## WORK TO BE COMPLETED
Isolate every line in the records below with "download" in it.

****************************************

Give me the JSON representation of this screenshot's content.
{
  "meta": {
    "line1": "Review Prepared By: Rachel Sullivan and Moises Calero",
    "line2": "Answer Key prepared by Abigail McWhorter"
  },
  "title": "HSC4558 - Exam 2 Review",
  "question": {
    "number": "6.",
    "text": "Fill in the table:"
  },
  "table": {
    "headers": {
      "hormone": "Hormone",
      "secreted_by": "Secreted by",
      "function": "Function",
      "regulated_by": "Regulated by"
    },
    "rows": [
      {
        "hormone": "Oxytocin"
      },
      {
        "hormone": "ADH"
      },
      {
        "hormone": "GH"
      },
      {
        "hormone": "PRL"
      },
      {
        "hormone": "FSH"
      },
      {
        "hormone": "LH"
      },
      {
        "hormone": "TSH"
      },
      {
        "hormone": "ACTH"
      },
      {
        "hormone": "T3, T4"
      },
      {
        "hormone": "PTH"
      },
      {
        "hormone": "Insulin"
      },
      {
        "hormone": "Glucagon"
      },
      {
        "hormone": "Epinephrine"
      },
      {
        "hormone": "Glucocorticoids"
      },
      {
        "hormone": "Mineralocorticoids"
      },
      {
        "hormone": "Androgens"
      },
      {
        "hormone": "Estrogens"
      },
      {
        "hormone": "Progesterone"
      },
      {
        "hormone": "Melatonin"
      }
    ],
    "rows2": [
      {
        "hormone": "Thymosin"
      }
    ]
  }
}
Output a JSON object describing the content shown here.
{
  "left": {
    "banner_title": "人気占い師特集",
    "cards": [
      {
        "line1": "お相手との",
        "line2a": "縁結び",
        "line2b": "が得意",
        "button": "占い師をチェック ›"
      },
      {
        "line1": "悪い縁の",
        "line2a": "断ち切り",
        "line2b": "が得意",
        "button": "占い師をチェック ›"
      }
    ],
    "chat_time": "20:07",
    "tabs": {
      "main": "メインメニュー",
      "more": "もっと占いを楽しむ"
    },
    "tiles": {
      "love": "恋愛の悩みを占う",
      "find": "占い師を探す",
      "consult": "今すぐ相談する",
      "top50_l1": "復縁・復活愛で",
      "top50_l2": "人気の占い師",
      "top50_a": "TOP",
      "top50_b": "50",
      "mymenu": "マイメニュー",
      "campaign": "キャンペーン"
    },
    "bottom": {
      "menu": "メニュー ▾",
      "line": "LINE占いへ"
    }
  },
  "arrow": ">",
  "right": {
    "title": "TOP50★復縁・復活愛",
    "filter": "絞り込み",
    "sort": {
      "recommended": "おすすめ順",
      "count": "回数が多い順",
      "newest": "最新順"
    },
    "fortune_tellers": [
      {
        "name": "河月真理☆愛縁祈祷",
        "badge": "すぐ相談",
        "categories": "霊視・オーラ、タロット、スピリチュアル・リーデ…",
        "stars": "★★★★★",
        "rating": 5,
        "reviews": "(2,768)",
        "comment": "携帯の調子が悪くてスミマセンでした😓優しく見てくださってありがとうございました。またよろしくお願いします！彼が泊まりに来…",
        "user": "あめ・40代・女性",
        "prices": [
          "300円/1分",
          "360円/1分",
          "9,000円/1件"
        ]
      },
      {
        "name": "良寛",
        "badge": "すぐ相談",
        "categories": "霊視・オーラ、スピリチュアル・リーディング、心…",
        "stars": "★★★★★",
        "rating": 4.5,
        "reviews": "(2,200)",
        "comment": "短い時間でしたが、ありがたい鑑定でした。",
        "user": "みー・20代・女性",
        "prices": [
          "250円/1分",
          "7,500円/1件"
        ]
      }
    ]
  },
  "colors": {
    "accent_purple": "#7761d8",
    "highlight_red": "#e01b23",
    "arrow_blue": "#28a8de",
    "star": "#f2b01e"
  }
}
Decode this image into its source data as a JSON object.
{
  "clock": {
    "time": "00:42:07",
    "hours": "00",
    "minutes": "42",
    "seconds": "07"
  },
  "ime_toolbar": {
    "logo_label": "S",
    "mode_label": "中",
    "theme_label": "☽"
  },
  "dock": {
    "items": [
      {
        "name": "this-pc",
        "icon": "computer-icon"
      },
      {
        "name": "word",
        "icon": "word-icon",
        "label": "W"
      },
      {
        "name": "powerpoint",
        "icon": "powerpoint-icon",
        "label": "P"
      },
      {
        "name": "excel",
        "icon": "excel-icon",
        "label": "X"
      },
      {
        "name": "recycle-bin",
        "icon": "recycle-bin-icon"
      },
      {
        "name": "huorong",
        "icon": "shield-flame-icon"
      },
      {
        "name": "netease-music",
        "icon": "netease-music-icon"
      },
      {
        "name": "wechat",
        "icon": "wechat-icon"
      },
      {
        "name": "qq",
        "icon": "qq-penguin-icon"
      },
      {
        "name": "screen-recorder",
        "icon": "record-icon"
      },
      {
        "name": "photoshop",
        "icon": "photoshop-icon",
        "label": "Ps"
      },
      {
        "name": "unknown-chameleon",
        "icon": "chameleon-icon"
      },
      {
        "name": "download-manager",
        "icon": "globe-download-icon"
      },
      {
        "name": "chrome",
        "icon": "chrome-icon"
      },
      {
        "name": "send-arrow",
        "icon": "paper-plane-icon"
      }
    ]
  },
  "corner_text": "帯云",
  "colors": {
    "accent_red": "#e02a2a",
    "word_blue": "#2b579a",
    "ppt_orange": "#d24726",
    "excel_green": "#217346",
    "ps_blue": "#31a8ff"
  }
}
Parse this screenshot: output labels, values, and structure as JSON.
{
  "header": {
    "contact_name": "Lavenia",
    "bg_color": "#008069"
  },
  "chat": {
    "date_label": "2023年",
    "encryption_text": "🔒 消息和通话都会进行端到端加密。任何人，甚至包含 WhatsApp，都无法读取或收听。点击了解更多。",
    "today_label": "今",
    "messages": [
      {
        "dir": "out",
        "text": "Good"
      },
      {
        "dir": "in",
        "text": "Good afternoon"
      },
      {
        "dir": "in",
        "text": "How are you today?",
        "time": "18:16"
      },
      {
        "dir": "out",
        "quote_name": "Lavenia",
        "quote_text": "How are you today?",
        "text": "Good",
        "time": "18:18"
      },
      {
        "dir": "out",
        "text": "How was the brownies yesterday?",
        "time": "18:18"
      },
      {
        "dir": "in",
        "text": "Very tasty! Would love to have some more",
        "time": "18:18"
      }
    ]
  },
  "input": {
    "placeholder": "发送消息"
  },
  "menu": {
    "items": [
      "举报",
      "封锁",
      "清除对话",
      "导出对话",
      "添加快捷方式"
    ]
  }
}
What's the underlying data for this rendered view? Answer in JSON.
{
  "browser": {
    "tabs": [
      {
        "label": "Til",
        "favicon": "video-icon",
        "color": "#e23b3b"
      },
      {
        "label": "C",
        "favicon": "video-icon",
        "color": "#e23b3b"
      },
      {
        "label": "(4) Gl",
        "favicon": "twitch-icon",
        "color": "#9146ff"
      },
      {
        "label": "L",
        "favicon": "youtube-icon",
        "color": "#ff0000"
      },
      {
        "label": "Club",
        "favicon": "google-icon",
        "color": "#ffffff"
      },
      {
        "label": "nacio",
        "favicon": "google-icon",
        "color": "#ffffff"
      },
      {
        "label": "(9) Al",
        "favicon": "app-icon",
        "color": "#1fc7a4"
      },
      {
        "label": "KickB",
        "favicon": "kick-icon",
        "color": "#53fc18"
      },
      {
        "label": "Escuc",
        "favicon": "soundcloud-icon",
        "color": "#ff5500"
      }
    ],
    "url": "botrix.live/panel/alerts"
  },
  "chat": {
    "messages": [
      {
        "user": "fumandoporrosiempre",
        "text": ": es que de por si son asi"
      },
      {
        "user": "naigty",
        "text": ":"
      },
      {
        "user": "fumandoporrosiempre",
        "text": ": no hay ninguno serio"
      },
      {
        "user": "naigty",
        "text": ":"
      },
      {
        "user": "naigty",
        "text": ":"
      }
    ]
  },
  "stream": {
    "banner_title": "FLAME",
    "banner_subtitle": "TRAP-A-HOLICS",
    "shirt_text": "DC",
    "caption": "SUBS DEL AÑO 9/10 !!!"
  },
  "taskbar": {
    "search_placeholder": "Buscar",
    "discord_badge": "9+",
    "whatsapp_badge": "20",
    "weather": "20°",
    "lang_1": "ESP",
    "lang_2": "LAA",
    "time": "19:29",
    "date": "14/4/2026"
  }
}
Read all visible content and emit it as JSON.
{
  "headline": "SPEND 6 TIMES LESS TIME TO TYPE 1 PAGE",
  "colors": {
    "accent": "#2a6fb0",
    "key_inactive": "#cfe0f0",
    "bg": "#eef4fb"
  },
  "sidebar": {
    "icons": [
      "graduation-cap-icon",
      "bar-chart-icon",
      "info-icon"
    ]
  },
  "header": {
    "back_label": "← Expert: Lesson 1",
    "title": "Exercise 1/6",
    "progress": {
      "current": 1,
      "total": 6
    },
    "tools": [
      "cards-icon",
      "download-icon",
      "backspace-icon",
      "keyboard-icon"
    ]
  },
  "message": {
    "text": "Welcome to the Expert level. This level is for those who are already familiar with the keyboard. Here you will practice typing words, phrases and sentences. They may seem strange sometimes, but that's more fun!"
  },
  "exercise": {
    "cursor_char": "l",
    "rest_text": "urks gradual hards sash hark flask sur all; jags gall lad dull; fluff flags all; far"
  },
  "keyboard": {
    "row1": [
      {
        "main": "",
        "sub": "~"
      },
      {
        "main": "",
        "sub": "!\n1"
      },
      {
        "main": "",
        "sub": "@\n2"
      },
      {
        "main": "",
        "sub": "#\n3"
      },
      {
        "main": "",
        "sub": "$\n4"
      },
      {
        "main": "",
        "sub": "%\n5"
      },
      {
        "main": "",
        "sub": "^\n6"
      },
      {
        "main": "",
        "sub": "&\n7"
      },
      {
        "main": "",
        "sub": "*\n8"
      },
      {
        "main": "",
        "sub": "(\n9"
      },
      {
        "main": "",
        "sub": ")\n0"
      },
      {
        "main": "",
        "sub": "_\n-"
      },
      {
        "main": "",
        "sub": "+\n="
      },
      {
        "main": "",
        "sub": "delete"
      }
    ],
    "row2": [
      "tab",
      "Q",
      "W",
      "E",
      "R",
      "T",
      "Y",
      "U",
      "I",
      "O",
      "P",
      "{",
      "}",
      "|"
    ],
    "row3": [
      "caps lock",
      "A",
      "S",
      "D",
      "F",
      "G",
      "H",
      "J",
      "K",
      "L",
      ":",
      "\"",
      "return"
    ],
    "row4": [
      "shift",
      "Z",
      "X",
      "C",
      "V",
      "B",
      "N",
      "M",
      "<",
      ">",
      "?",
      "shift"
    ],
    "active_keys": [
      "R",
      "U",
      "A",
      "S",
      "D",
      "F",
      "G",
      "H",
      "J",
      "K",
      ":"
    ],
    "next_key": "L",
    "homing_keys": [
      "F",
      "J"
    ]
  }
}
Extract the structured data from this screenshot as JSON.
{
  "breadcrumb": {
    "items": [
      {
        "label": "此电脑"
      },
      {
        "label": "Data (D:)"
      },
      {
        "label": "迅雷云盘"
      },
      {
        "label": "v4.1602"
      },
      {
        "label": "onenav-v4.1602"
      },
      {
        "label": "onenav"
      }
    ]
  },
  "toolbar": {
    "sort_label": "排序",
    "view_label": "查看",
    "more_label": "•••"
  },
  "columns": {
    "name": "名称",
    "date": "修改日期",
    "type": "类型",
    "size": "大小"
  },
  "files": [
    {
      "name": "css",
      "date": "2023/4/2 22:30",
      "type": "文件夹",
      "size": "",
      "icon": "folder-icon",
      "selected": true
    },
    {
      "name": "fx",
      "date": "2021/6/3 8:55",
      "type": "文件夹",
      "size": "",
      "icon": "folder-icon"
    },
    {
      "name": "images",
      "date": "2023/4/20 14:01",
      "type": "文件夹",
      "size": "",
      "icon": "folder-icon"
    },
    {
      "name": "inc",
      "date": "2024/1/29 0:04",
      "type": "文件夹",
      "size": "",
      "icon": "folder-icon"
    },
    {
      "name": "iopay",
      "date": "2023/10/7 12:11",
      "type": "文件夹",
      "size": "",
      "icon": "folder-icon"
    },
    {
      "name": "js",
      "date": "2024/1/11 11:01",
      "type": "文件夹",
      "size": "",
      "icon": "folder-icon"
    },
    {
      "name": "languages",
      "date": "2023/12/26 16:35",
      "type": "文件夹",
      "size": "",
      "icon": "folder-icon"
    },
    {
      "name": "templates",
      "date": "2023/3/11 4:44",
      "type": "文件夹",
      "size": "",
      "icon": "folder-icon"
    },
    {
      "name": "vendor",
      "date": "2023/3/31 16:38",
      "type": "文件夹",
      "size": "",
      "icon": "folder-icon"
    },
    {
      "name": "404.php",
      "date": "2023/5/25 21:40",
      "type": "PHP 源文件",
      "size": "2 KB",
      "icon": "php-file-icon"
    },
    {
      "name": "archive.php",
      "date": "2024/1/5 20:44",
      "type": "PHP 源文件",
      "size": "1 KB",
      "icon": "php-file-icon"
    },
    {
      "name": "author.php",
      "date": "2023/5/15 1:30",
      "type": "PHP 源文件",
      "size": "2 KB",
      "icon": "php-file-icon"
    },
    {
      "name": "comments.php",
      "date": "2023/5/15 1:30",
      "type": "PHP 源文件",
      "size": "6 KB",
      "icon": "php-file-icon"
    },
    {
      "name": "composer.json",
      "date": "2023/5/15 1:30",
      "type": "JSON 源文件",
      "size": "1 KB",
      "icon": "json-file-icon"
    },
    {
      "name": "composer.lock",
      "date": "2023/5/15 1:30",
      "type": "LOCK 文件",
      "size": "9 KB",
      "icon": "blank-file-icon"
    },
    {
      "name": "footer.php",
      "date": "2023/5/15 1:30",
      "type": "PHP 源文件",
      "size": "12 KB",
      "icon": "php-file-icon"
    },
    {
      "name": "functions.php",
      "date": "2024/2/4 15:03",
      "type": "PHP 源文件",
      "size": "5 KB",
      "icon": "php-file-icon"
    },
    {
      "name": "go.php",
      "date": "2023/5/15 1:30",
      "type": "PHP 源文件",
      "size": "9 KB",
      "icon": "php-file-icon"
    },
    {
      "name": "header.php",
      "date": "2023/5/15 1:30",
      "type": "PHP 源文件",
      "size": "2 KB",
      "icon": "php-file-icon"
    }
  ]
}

****************************************

## RESULT FOR THIS EXERCISE
        "name": "download-manager",
        "icon": "globe-download-icon"
      "download-icon",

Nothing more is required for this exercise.